Pick out each line containing the string "olds" and copy it.

**Extracted information**
--*--
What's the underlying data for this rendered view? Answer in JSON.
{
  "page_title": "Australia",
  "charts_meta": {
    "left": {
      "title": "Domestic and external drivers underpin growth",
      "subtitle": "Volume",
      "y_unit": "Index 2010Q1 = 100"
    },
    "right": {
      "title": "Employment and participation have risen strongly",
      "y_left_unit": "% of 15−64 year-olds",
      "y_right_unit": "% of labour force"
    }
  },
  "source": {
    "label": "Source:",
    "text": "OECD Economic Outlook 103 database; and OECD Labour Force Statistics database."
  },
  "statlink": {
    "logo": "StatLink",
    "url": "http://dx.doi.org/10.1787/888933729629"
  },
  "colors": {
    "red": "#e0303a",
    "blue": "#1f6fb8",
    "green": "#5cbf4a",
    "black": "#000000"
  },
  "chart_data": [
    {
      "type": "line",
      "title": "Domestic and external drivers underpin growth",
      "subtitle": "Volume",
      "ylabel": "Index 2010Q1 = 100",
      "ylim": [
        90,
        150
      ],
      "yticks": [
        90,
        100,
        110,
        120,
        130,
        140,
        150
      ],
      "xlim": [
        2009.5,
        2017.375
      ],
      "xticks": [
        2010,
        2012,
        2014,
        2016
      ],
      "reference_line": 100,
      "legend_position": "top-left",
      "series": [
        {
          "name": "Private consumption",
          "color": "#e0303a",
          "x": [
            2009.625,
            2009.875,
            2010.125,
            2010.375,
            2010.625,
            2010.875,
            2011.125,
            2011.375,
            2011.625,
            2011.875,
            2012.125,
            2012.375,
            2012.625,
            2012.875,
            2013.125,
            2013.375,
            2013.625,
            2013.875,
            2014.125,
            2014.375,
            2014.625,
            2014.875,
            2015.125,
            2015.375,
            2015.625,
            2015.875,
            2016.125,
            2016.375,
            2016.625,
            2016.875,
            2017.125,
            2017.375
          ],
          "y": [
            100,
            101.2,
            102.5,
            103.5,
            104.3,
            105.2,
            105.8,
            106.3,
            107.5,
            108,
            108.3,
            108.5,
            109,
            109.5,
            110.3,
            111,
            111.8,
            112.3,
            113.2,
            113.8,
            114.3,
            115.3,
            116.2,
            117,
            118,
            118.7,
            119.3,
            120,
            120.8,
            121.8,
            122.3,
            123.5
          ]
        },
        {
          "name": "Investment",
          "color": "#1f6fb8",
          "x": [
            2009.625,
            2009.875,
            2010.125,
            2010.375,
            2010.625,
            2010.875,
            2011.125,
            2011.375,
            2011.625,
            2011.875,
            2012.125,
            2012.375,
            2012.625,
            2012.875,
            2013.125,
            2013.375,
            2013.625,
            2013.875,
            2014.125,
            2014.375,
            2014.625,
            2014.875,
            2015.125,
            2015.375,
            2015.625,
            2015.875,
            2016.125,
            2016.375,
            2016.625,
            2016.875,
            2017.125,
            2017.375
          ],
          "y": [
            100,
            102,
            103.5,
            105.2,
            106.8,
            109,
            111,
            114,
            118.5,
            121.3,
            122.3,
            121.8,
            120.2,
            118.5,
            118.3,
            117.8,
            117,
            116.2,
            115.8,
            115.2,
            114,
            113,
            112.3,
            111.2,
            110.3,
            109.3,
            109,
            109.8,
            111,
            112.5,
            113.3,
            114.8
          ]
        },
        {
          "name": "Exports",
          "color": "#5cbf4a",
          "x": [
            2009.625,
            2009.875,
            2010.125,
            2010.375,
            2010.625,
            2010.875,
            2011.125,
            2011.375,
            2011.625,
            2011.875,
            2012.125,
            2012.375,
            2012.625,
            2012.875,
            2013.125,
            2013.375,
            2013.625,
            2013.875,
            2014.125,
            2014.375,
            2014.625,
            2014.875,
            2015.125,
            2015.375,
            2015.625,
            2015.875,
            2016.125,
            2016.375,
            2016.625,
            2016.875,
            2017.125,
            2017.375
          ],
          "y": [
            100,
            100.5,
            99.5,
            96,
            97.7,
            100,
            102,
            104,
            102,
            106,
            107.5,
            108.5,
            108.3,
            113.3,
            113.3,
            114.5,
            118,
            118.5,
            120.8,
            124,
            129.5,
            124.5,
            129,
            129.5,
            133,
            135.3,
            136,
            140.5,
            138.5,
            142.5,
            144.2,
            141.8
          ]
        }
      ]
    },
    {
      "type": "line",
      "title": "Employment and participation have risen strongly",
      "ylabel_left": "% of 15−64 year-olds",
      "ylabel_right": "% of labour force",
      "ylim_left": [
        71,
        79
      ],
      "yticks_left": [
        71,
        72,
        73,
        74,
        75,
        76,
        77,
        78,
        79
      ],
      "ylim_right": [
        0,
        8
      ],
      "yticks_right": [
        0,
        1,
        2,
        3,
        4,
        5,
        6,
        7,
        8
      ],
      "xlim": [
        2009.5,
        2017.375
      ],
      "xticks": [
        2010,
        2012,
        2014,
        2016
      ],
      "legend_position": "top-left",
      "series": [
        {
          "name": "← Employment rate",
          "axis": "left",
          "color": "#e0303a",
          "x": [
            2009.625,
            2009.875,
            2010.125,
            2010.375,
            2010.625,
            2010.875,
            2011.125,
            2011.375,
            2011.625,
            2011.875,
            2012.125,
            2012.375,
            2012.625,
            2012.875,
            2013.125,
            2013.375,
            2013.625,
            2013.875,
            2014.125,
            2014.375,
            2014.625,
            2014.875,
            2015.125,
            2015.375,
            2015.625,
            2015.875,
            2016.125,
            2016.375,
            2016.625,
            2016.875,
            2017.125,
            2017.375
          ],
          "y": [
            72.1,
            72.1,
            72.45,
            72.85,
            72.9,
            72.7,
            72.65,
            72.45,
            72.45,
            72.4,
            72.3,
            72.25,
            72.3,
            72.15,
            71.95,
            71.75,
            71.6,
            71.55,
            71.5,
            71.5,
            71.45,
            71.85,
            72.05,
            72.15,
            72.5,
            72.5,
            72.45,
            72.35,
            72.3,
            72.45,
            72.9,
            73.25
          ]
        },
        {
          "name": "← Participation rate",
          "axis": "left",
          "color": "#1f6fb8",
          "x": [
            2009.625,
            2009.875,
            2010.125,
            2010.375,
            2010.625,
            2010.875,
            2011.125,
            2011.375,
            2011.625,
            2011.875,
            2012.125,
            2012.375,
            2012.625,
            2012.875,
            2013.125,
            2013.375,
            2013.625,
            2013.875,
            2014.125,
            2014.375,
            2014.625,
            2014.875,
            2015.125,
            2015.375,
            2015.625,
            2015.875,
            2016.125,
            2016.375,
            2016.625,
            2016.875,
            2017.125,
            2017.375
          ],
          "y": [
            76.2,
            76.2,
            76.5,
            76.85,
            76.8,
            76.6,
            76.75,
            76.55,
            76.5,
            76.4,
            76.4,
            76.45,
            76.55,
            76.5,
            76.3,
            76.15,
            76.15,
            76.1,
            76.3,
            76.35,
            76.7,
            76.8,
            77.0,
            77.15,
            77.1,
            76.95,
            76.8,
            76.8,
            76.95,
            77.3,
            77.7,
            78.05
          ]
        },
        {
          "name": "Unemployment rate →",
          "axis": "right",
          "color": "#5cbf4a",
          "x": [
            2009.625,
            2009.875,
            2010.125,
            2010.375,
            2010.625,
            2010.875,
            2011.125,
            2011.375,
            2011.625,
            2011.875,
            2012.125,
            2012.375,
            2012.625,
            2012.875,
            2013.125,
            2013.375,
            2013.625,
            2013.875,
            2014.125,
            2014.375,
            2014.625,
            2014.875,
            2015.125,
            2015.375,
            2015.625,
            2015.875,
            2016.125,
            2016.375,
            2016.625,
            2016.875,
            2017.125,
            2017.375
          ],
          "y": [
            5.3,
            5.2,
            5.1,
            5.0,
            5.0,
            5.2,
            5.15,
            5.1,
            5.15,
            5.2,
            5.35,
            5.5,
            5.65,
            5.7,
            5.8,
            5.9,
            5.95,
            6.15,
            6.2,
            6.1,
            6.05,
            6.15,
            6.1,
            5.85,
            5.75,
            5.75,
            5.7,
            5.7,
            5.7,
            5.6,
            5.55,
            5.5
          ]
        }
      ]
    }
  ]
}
--*--
**Exercise result**
      "y_left_unit": "% of 15−64 year-olds",
      "ylabel_left": "% of 15−64 year-olds",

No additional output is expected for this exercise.